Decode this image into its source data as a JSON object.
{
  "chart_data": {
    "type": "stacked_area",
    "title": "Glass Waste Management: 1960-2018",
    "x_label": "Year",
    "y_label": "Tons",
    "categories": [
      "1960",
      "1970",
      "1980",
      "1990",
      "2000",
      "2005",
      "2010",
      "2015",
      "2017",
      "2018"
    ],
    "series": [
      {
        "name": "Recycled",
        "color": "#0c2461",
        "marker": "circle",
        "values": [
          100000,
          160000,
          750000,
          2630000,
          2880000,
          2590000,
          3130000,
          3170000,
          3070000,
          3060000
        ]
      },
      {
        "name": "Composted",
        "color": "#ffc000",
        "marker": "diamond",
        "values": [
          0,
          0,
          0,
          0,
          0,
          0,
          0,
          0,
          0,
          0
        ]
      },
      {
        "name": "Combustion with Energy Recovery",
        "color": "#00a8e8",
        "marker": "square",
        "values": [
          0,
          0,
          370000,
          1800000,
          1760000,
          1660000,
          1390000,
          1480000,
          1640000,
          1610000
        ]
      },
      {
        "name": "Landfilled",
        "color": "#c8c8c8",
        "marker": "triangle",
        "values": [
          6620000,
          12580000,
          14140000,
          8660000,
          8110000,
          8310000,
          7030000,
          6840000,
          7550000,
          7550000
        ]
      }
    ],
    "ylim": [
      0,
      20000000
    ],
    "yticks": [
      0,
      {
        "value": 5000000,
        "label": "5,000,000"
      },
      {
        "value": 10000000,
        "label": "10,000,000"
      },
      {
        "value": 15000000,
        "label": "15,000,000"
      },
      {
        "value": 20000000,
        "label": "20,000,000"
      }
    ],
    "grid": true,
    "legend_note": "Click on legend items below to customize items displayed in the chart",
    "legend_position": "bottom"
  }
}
========================================
- _Stated exercise_
Please repeat the listing exactly, with nothing left out.

- _Finished exercise_
Decode this image into its source data as a JSON object.
{
  "chart_data": {
    "type": "stacked_area",
    "title": "Glass Waste Management: 1960-2018",
    "x_label": "Year",
    "y_label": "Tons",
    "categories": [
      "1960",
      "1970",
      "1980",
      "1990",
      "2000",
      "2005",
      "2010",
      "2015",
      "2017",
      "2018"
    ],
    "series": [
      {
        "name": "Recycled",
        "color": "#0c2461",
        "marker": "circle",
        "values": [
          100000,
          160000,
          750000,
          2630000,
          2880000,
          2590000,
          3130000,
          3170000,
          3070000,
          3060000
        ]
      },
      {
        "name": "Composted",
        "color": "#ffc000",
        "marker": "diamond",
        "values": [
          0,
          0,
          0,
          0,
          0,
          0,
          0,
          0,
          0,
          0
        ]
      },
      {
        "name": "Combustion with Energy Recovery",
        "color": "#00a8e8",
        "marker": "square",
        "values": [
          0,
          0,
          370000,
          1800000,
          1760000,
          1660000,
          1390000,
          1480000,
          1640000,
          1610000
        ]
      },
      {
        "name": "Landfilled",
        "color": "#c8c8c8",
        "marker": "triangle",
        "values": [
          6620000,
          12580000,
          14140000,
          8660000,
          8110000,
          8310000,
          7030000,
          6840000,
          7550000,
          7550000
        ]
      }
    ],
    "ylim": [
      0,
      20000000
    ],
    "yticks": [
      0,
      {
        "value": 5000000,
        "label": "5,000,000"
      },
      {
        "value": 10000000,
        "label": "10,000,000"
      },
      {
        "value": 15000000,
        "label": "15,000,000"
      },
      {
        "value": 20000000,
        "label": "20,000,000"
      }
    ],
    "grid": true,
    "legend_note": "Click on legend items below to customize items displayed in the chart",
    "legend_position": "bottom"
  }
}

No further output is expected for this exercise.